■ TASK DIRECTIONS ■
Copy out again, unchanged, the lines of the records starting with the line that contains "x-tick-label: 70º (686, 282, 711, 301)" and going on through the line that contains "annotation-vanishing-line3: STABILITY (735, 197, 822, 216)", with both of those lines included.
══════════════════════════════
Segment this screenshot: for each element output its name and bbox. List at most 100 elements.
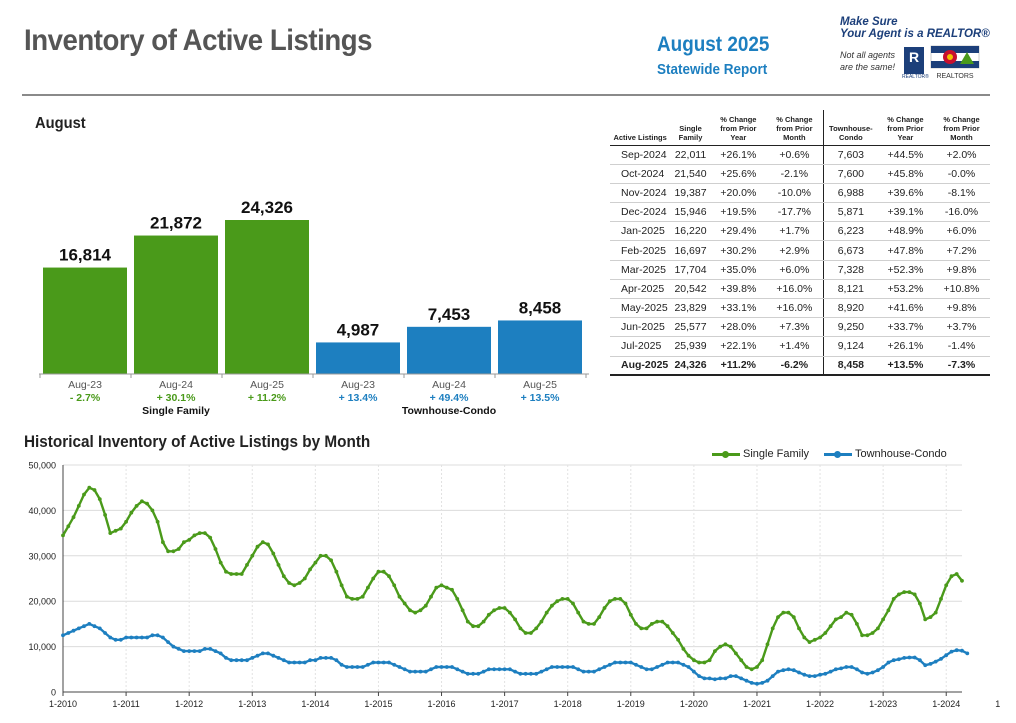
bar-value-label: 7,453 xyxy=(428,305,471,324)
realtor-tagline-2: Your Agent is a REALTOR® xyxy=(840,28,990,40)
x-tick-label: 1-2012 xyxy=(175,699,203,709)
data-point xyxy=(66,524,71,529)
data-point xyxy=(444,585,449,590)
data-point xyxy=(408,669,412,674)
table-cell: +30.2% xyxy=(710,240,766,261)
data-point xyxy=(907,655,912,660)
data-point xyxy=(797,670,801,675)
data-point xyxy=(339,583,344,588)
data-point xyxy=(776,615,780,619)
data-point xyxy=(728,644,733,649)
report-subtitle: Statewide Report xyxy=(657,61,768,78)
table-row: Mar-2025 17,704 +35.0% +6.0% 7,328 +52.3% +9.8… xyxy=(610,260,990,280)
bar-value-label: 4,987 xyxy=(337,320,380,339)
x-tick-label: 1-2025 xyxy=(995,699,1000,709)
data-point xyxy=(665,660,670,665)
table-header-row: Active Listings Single Family % Change f… xyxy=(610,110,990,146)
data-point xyxy=(670,660,675,665)
x-tick-label: 1-2016 xyxy=(428,699,456,709)
data-point xyxy=(613,597,617,601)
data-point xyxy=(350,597,355,601)
data-point xyxy=(171,549,176,554)
data-point xyxy=(366,585,370,590)
bar-value-label: 21,872 xyxy=(150,214,202,233)
data-point xyxy=(797,626,801,631)
data-point xyxy=(371,576,376,581)
svg-text:REALTORS: REALTORS xyxy=(936,73,973,80)
series-line-townhouse-condo xyxy=(62,622,968,686)
data-point xyxy=(497,606,502,610)
data-point xyxy=(912,592,917,597)
data-point xyxy=(192,533,197,538)
data-point xyxy=(229,658,234,663)
x-tick-label: 1-2014 xyxy=(301,699,329,709)
data-point xyxy=(644,667,649,672)
data-point xyxy=(66,631,71,635)
data-point xyxy=(944,653,949,658)
data-point xyxy=(413,610,418,615)
data-point xyxy=(397,594,402,599)
data-point xyxy=(208,647,213,651)
data-point xyxy=(250,656,255,660)
data-point xyxy=(876,668,880,673)
data-point xyxy=(933,659,938,664)
data-point xyxy=(544,667,549,672)
data-point xyxy=(734,651,738,656)
data-point xyxy=(387,574,391,579)
header-divider xyxy=(22,94,990,96)
data-point xyxy=(434,665,439,669)
data-point xyxy=(581,619,586,624)
data-point xyxy=(960,648,964,653)
data-point xyxy=(702,660,707,665)
table-cell: +2.0% xyxy=(933,145,990,165)
bar xyxy=(498,320,582,374)
data-point xyxy=(550,603,554,608)
data-point xyxy=(118,637,123,642)
data-point xyxy=(302,576,307,581)
data-point xyxy=(134,504,139,508)
table-cell: +22.1% xyxy=(710,336,766,357)
table-cell: +39.1% xyxy=(877,202,933,223)
data-point xyxy=(140,635,144,640)
data-point xyxy=(628,612,633,617)
data-point xyxy=(423,603,428,608)
data-point xyxy=(429,594,433,599)
table-cell: 9,250 xyxy=(823,317,878,338)
data-point xyxy=(92,488,97,492)
data-point xyxy=(760,681,765,685)
data-point xyxy=(281,658,286,663)
group-label: Single Family xyxy=(142,405,210,417)
data-point xyxy=(76,626,81,631)
data-point xyxy=(250,553,255,558)
data-point xyxy=(134,635,139,640)
data-point xyxy=(460,669,465,674)
table-cell: +7.2% xyxy=(933,240,990,261)
data-point xyxy=(497,667,502,672)
table-cell: +33.1% xyxy=(710,298,766,319)
data-point xyxy=(197,531,202,535)
table-cell: -2.1% xyxy=(765,164,824,184)
data-point xyxy=(739,658,744,663)
table-cell: +6.0% xyxy=(765,260,824,280)
data-point xyxy=(912,655,917,660)
data-point xyxy=(597,615,602,619)
data-point xyxy=(87,485,92,490)
table-row: Sep-2024 22,011 +26.1% +0.6% 7,603 +44.5% +2.0… xyxy=(610,145,990,165)
table-cell: 6,988 xyxy=(823,183,878,204)
legend-townhouse-condo: Townhouse-Condo xyxy=(824,447,947,461)
data-point xyxy=(770,674,775,678)
data-point xyxy=(266,542,270,547)
data-point xyxy=(681,662,686,667)
data-point xyxy=(644,626,649,631)
monthly-listings-table: Active Listings Single Family % Change f… xyxy=(610,110,990,377)
data-point xyxy=(366,662,370,667)
data-point xyxy=(676,637,680,642)
data-point xyxy=(513,669,517,674)
data-point xyxy=(555,599,560,604)
data-point xyxy=(434,585,439,590)
data-point xyxy=(192,649,197,653)
data-point xyxy=(697,660,701,665)
data-point xyxy=(586,669,591,674)
data-point xyxy=(113,528,118,533)
data-point xyxy=(345,665,349,669)
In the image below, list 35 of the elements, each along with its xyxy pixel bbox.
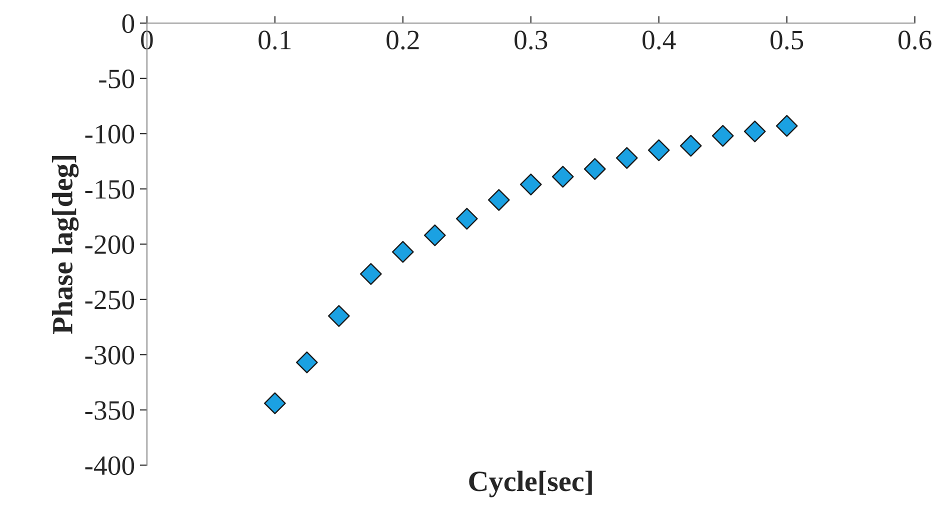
point (648, 139, 670, 162)
point (328, 305, 350, 327)
y-tick-label: 0 (122, 14, 134, 34)
point (712, 124, 734, 147)
x-tick-label: 0.1 (258, 30, 291, 50)
y-tick-label: -400 (85, 456, 134, 476)
x-tick-label: 0.5 (770, 30, 804, 50)
point (520, 174, 542, 196)
y-tick-label: -200 (85, 235, 134, 254)
point (264, 392, 286, 414)
y-tick-label: -100 (85, 124, 134, 144)
point (680, 134, 702, 157)
point (616, 147, 638, 169)
point (296, 351, 318, 374)
point (584, 158, 606, 180)
y-axis-title: Phase lag[deg] (52, 156, 79, 334)
point (360, 263, 382, 285)
y-tick-label: -150 (85, 180, 134, 199)
y-tick-label: -50 (99, 70, 134, 88)
x-tick-label: 0.6 (898, 30, 932, 50)
y-tick-label: -250 (85, 290, 134, 310)
point (488, 189, 510, 211)
point (392, 240, 414, 263)
x-tick-label: 0.3 (514, 30, 548, 50)
x-tick-label: 0 (141, 30, 153, 50)
point (456, 208, 478, 230)
x-tick-label: 0.4 (642, 30, 676, 50)
y-tick-label: -300 (85, 346, 134, 365)
y-tick-label: -350 (85, 401, 134, 420)
point (552, 166, 574, 188)
x-tick-label: 0.2 (386, 30, 419, 50)
point (776, 114, 798, 137)
point (424, 224, 446, 246)
x-axis-title: Cycle[sec] (469, 470, 592, 498)
point (744, 120, 766, 142)
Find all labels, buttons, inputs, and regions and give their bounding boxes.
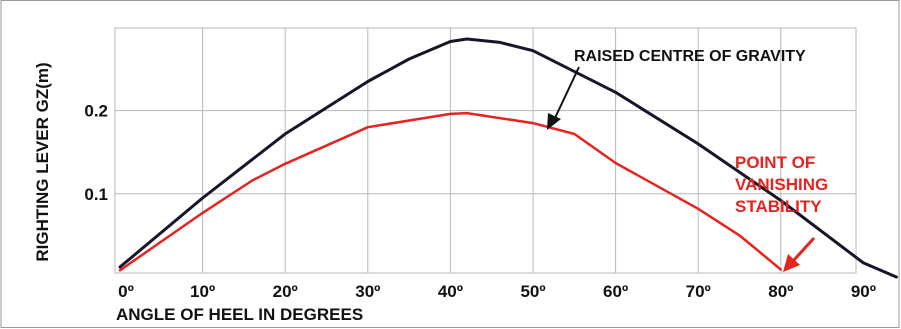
x-tick-label: 70º (686, 282, 711, 301)
x-tick-label: 50º (520, 282, 545, 301)
annotation-raised-cg-arrow-shaft (554, 66, 580, 119)
y-tick-label: 0.2 (84, 102, 108, 121)
x-tick-labels: 0º 10º 20º 30º 40º 50º 60º 70º 80º 90º (118, 282, 876, 301)
grid-lines (115, 28, 856, 273)
x-tick-label: 0º (118, 282, 134, 301)
series-line-raised-cg (118, 37, 898, 279)
y-tick-labels: 0.1 0.2 (84, 102, 108, 204)
annotation-raised-cg: RAISED CENTRE OF GRAVITY (574, 48, 806, 65)
x-tick-label: 10º (190, 282, 215, 301)
annotation-vanishing-arrow-shaft (792, 236, 816, 262)
x-tick-label: 40º (438, 282, 463, 301)
annotation-vanishing-arrow-head (783, 254, 800, 272)
x-tick-label: 30º (355, 282, 380, 301)
annotation-raised-cg-arrow-head (547, 113, 561, 130)
x-tick-label: 60º (603, 282, 628, 301)
annotation-vanishing-line3: STABILITY (735, 197, 822, 216)
x-tick-label: 80º (768, 282, 793, 301)
annotation-vanishing-line2: VANISHING (735, 175, 828, 194)
x-tick-label: 90º (851, 282, 876, 301)
y-axis-title: RIGHTING LEVER GZ(m) (33, 62, 52, 261)
series-line-normal (118, 111, 783, 272)
y-tick-label: 0.1 (84, 185, 108, 204)
annotation-vanishing-line1: POINT OF (735, 153, 815, 172)
curves (118, 37, 898, 279)
x-axis-title: ANGLE OF HEEL IN DEGREES (116, 305, 363, 324)
x-tick-label: 20º (273, 282, 298, 301)
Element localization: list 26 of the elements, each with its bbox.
══════════════════════════════
■ IN RESPONSE ■
x-tick-label: 70º (686, 282, 711, 301)
x-tick-label: 50º (520, 282, 545, 301)
annotation-raised-cg-arrow-shaft (554, 66, 580, 119)
y-tick-label: 0.2 (84, 102, 108, 121)
x-tick-labels: 0º 10º 20º 30º 40º 50º 60º 70º 80º 90º (118, 282, 876, 301)
grid-lines (115, 28, 856, 273)
x-tick-label: 0º (118, 282, 134, 301)
series-line-raised-cg (118, 37, 898, 279)
y-tick-labels: 0.1 0.2 (84, 102, 108, 204)
annotation-raised-cg: RAISED CENTRE OF GRAVITY (574, 48, 806, 65)
x-tick-label: 10º (190, 282, 215, 301)
annotation-vanishing-arrow-shaft (792, 236, 816, 262)
x-tick-label: 40º (438, 282, 463, 301)
annotation-vanishing-arrow-head (783, 254, 800, 272)
x-tick-label: 30º (355, 282, 380, 301)
annotation-raised-cg-arrow-head (547, 113, 561, 130)
x-tick-label: 60º (603, 282, 628, 301)
annotation-vanishing-line3: STABILITY (735, 197, 822, 216)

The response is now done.